PASSAGE SHOWN Start Marker
Oil was little changed as the bullish impetus from OPEC+ production cuts faded against a backdrop of weaker-than-expected demand.

U.S. shale output is forecast to grind higher in May, while the margin of profit for producing diesel from a barrel of crude is at the lowest in a year, underscoring a weaker demand outlook. Global supplies are also showing signs of growth as Russia’s crude exports bounced back above 3 million barrels a day last week, despite Moscow saying it had lowered output.

The short squeeze precipitated by the surprise production cut is running out of steam, said Dan Ghali a commodity strategist at TD Securities. The algorithmic trend followers that poured into the market during the price surge are nominally supporting the market as fundamentals tilt bearish once again.

“We estimate that marginal buying activity from this cohort in WTI crude is putting a halt to the bleeding, keeping prices locked in a tight range,” Ghali said.
PASSAGE SHOWN End Marker
EXERCISE OBJECTIVE >> Reproduce the passage on oil prices word for word, beginning at the words "U.S. shale output" and stopping after "bearish once again.". The data after this point is not needed.
RAW DATA Start Marker
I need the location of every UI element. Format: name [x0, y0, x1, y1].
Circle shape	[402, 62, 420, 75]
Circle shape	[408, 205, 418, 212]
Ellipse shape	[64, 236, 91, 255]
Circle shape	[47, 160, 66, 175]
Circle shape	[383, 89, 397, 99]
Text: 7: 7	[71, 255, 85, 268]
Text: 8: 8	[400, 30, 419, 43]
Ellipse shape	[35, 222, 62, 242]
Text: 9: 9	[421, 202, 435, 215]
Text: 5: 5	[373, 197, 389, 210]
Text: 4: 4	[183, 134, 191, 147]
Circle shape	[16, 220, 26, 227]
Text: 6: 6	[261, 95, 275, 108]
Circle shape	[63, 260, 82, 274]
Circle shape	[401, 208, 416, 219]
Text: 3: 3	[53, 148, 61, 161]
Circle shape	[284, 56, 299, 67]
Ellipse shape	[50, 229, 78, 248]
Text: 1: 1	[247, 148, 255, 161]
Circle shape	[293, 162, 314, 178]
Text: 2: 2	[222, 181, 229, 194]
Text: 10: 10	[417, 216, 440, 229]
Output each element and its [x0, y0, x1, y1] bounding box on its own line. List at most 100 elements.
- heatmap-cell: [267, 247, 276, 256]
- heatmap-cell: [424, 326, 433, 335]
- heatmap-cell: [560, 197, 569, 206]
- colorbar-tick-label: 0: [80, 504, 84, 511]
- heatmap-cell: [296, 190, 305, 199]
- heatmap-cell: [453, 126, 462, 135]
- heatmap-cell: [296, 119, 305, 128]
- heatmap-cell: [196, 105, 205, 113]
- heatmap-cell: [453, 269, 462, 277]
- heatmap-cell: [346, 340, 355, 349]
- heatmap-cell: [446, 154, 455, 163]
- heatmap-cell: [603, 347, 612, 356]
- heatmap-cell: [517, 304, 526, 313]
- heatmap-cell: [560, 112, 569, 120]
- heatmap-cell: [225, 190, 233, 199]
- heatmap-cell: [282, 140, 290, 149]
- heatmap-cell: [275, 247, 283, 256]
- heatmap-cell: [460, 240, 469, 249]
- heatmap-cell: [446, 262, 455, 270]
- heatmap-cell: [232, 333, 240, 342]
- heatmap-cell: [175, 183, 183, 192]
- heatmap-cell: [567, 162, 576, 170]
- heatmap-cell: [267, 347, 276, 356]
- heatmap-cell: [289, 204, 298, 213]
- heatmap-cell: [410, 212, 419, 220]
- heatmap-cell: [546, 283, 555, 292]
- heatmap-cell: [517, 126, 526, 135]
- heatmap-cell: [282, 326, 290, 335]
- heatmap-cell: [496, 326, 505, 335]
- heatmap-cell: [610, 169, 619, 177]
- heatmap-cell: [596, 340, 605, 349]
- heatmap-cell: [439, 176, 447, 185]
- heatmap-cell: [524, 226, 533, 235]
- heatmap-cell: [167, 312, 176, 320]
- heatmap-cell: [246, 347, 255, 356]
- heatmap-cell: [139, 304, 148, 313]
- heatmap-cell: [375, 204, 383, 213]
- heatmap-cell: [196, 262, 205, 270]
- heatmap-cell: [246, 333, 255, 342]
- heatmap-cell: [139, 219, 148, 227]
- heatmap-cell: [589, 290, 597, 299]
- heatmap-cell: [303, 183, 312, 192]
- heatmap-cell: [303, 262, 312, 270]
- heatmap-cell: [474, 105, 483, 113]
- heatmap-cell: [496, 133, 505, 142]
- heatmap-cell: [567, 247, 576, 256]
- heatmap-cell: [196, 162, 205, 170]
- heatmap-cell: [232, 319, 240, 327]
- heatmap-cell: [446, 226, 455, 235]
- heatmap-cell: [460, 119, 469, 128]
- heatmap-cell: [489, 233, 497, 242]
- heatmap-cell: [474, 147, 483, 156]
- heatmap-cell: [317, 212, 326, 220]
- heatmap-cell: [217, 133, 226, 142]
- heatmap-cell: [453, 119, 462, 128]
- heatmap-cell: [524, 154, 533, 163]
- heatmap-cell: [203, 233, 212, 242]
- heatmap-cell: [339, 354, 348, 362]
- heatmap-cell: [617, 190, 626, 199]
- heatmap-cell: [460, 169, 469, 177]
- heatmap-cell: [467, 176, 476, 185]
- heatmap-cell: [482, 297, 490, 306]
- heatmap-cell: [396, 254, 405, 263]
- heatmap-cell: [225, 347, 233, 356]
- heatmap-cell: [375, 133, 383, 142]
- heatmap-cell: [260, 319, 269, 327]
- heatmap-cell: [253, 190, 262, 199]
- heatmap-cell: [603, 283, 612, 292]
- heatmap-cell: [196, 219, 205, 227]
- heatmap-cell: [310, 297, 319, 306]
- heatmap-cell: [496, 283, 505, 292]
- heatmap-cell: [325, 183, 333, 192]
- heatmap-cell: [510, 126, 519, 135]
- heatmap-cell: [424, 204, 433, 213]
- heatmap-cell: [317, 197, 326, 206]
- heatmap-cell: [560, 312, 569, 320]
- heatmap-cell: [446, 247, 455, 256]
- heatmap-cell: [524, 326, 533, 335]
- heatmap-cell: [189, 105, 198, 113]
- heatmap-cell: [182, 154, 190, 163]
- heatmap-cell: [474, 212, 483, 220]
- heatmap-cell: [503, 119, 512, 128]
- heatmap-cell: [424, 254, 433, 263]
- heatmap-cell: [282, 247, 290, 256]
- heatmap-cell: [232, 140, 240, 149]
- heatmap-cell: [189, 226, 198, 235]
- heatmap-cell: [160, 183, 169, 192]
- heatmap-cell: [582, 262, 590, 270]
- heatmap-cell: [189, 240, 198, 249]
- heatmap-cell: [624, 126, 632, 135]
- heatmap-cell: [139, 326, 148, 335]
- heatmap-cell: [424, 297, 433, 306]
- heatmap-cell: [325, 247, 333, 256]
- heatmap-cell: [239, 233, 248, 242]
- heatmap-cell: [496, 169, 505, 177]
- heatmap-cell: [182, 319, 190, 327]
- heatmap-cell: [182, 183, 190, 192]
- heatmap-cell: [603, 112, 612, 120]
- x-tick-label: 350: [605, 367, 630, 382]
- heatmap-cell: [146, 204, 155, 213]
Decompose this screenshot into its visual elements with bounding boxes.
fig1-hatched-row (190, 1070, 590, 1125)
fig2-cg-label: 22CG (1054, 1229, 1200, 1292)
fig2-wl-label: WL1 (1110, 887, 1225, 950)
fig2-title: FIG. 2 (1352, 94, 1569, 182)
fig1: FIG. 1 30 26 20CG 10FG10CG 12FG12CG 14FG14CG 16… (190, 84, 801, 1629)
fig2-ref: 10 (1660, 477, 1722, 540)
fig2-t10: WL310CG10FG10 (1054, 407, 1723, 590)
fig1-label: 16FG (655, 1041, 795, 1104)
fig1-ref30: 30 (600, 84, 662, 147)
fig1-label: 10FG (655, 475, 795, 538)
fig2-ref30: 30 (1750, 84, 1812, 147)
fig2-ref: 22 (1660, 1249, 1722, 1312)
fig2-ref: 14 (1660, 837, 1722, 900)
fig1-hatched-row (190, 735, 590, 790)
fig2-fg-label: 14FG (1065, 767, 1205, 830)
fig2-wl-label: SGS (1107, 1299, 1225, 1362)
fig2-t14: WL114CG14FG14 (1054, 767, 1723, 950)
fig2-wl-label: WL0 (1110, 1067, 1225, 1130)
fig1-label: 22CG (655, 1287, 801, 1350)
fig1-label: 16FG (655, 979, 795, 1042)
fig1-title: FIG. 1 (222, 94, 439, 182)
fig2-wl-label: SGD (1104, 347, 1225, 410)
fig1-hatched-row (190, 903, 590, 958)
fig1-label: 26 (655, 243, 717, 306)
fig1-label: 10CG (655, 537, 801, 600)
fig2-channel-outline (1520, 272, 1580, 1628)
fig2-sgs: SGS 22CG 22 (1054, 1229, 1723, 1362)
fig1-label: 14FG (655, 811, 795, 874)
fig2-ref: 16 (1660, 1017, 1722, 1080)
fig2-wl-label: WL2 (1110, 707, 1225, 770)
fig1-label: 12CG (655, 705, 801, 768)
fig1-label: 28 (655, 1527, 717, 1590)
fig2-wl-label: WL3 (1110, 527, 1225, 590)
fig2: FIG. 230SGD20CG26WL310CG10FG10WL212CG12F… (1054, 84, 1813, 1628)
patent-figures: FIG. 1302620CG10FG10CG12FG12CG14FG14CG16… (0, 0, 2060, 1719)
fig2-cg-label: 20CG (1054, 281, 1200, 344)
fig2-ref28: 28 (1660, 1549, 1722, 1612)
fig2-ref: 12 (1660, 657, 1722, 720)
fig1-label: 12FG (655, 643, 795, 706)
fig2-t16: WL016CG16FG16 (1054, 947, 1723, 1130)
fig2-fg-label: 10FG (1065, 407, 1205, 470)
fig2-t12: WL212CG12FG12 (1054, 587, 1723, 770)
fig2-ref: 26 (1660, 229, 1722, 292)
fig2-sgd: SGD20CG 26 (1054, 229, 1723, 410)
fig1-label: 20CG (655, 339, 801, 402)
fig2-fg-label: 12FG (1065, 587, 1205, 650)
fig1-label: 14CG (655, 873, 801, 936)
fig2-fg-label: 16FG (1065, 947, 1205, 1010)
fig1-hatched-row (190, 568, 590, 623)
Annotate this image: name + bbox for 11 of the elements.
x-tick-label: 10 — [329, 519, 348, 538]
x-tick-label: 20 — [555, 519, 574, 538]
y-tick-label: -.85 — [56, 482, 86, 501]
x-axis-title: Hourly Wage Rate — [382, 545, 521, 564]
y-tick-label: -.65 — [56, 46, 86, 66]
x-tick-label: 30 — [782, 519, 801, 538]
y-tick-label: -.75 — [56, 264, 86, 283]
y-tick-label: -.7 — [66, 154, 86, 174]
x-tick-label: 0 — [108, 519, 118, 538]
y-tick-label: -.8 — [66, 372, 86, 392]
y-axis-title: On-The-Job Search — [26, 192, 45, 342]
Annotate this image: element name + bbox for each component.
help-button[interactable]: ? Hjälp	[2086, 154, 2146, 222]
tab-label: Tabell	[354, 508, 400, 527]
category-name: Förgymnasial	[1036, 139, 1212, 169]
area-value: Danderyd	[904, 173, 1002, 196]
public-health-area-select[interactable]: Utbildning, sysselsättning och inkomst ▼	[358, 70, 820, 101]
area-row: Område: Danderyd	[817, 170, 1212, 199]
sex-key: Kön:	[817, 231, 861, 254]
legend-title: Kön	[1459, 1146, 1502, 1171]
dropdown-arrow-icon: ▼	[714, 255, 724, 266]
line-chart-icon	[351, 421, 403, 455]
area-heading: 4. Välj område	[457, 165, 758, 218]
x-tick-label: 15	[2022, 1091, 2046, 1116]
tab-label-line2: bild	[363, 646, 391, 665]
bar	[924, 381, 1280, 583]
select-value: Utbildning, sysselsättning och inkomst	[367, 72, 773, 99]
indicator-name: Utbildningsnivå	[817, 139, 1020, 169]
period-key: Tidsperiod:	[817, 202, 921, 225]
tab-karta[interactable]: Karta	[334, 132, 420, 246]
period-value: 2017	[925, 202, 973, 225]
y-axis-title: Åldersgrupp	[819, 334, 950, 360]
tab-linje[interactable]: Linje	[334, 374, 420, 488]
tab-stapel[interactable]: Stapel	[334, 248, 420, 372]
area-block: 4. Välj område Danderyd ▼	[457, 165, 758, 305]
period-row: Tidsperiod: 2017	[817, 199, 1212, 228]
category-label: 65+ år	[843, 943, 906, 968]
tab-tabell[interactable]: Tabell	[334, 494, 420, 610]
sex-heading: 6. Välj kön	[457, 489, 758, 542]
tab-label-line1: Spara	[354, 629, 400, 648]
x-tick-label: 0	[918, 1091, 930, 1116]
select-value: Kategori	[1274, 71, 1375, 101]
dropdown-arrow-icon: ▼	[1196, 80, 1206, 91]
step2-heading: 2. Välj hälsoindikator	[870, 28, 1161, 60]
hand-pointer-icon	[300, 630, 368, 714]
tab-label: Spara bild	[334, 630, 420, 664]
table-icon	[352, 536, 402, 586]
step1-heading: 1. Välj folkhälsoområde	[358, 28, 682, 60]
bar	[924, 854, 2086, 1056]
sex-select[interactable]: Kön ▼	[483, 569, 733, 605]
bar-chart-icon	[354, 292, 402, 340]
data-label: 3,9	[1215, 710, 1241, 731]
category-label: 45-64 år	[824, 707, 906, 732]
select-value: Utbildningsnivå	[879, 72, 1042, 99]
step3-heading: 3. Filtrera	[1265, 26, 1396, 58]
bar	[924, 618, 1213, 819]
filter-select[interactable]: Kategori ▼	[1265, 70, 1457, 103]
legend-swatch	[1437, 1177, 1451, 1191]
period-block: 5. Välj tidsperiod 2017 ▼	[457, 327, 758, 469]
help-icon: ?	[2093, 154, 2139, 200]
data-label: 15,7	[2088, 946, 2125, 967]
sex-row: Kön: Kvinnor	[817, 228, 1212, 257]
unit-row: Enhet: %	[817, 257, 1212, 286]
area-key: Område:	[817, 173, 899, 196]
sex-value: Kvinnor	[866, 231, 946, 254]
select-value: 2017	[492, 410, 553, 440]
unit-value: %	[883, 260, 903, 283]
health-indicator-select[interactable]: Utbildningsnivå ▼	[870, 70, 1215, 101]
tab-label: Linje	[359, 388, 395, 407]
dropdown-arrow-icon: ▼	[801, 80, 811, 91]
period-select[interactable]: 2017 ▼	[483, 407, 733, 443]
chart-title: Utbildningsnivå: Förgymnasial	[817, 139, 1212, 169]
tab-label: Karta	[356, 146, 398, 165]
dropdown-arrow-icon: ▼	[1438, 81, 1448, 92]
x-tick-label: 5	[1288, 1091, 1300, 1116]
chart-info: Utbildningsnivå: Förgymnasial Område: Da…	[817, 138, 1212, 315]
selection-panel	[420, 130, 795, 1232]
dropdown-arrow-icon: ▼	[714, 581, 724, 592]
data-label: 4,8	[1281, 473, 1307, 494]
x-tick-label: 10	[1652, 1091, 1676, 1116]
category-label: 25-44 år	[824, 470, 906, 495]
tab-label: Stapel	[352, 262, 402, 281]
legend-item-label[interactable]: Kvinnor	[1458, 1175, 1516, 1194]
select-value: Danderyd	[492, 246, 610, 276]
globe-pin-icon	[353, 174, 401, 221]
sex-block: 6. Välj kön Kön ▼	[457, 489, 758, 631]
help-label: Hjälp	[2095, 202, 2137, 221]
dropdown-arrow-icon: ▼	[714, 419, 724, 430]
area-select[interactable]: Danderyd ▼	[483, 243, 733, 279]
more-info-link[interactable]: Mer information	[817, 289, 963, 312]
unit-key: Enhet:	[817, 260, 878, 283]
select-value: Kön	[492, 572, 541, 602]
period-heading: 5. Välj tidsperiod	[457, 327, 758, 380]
RAW DATA End Marker
EXPECTED ANSWER >>
U.S. shale output is forecast to grind higher in May, while the margin of profit for producing diesel from a barrel of crude is at the lowest in a year, underscoring a weaker demand outlook. Global supplies are also showing signs of growth as Russia’s crude exports bounced back above 3 million barrels a day last week, despite Moscow saying it had lowered output.

The short squeeze precipitated by the surprise production cut is running out of steam, said Dan Ghali a commodity strategist at TD Securities. The algorithmic trend followers that poured into the market during the price surge are nominally supporting the market as fundamentals tilt bearish once again.